"""

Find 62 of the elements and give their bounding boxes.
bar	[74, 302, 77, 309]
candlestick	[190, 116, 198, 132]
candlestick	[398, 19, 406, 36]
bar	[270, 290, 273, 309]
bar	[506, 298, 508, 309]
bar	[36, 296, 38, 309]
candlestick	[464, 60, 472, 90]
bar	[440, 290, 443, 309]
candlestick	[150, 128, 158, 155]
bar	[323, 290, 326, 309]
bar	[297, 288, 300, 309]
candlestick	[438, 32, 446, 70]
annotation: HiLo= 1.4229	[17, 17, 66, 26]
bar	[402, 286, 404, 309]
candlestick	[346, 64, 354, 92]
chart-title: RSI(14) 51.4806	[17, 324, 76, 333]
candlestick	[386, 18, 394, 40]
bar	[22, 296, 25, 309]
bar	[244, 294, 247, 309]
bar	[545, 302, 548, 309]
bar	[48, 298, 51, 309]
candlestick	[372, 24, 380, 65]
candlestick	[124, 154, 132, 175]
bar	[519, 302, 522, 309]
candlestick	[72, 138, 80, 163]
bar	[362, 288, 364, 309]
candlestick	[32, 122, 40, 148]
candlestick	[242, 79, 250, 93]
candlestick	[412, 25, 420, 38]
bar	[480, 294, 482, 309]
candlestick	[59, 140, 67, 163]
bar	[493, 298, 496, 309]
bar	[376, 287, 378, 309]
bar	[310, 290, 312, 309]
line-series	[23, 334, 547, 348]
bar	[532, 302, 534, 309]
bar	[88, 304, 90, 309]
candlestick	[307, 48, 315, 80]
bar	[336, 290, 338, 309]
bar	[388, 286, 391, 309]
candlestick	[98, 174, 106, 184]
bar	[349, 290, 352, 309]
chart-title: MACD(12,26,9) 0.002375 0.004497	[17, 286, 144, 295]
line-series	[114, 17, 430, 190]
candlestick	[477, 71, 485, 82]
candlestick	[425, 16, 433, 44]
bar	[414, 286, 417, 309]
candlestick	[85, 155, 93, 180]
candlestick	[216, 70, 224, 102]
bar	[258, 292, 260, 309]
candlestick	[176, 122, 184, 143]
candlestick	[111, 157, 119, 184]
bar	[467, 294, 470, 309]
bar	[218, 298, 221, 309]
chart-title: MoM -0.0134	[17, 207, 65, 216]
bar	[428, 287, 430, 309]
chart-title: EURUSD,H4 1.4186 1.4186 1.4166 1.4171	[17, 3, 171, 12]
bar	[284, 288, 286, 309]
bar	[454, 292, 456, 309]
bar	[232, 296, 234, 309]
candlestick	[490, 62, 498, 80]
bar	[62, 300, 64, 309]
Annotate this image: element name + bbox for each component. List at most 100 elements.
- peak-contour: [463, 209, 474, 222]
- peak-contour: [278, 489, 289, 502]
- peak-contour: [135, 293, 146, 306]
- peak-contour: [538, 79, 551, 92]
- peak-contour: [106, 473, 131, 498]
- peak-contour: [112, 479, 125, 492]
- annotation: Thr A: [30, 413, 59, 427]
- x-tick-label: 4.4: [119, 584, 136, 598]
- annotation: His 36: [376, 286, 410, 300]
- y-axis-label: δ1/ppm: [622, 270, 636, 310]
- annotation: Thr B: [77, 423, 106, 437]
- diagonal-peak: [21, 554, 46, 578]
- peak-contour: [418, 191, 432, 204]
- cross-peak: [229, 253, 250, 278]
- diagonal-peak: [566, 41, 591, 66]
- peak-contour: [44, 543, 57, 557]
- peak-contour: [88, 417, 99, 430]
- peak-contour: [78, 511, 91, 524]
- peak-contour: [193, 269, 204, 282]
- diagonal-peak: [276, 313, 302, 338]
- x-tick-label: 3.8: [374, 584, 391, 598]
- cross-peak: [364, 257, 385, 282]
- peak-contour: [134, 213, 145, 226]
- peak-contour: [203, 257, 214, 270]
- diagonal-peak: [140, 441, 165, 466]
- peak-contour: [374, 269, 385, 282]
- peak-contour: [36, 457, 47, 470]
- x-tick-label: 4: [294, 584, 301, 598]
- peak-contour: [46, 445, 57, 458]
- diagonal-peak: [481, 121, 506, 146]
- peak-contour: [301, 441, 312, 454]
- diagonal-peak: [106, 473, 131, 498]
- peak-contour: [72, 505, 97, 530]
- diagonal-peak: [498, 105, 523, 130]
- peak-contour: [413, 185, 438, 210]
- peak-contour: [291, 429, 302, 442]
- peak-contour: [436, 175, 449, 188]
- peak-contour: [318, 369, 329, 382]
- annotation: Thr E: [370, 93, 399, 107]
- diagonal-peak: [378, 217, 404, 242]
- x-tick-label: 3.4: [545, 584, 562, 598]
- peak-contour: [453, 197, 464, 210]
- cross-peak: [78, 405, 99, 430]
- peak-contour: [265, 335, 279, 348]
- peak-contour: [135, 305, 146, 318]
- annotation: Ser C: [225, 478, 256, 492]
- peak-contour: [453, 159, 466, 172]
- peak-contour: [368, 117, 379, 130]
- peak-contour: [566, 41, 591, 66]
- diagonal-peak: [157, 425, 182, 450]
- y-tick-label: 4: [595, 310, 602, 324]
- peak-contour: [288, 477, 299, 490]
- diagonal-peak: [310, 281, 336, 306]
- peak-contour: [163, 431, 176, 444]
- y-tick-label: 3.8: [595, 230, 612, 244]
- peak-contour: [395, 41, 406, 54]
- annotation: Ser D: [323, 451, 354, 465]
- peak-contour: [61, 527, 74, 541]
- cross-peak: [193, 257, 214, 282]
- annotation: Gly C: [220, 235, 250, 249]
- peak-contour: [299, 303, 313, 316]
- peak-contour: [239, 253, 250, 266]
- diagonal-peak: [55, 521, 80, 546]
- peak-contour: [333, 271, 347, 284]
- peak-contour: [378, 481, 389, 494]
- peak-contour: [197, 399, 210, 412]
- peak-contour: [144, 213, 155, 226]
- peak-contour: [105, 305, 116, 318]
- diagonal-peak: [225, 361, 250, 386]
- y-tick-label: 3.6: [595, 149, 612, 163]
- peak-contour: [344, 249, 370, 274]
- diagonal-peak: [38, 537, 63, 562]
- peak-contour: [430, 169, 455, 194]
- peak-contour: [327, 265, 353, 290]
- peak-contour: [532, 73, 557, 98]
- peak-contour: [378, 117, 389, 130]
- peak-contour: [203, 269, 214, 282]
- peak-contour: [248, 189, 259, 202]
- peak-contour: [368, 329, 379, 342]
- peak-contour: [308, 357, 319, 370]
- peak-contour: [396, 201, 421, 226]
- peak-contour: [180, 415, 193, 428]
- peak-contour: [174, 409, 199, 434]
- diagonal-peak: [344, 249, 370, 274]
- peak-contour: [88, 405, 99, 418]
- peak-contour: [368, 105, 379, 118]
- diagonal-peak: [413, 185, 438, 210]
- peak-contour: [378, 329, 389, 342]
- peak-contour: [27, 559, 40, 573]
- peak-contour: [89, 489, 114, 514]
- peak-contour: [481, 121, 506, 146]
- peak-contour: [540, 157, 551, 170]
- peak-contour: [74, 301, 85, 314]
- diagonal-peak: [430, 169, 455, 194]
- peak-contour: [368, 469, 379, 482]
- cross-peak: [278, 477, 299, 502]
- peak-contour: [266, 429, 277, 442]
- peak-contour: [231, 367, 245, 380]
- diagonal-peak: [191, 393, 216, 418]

"""

• Task goal
Starting from the first line of the records and ending with the line containing "286, 404, 309]", output each line as a row of a Markdown table. Use the columns Row and Record line, number the rows, and leave out blank lines.

• Output of the exercise
| Row | Record line |
|---|---|
| 1 | Find 62 of the elements and give their bounding boxes. |
| 2 | bar	[74, 302, 77, 309] |
| 3 | candlestick	[190, 116, 198, 132] |
| 4 | candlestick	[398, 19, 406, 36] |
| 5 | bar	[270, 290, 273, 309] |
| 6 | bar	[506, 298, 508, 309] |
| 7 | bar	[36, 296, 38, 309] |
| 8 | candlestick	[464, 60, 472, 90] |
| 9 | bar	[440, 290, 443, 309] |
| 10 | candlestick	[150, 128, 158, 155] |
| 11 | bar	[323, 290, 326, 309] |
| 12 | bar	[297, 288, 300, 309] |
| 13 | candlestick	[438, 32, 446, 70] |
| 14 | annotation: HiLo= 1.4229	[17, 17, 66, 26] |
| 15 | bar	[402, 286, 404, 309] |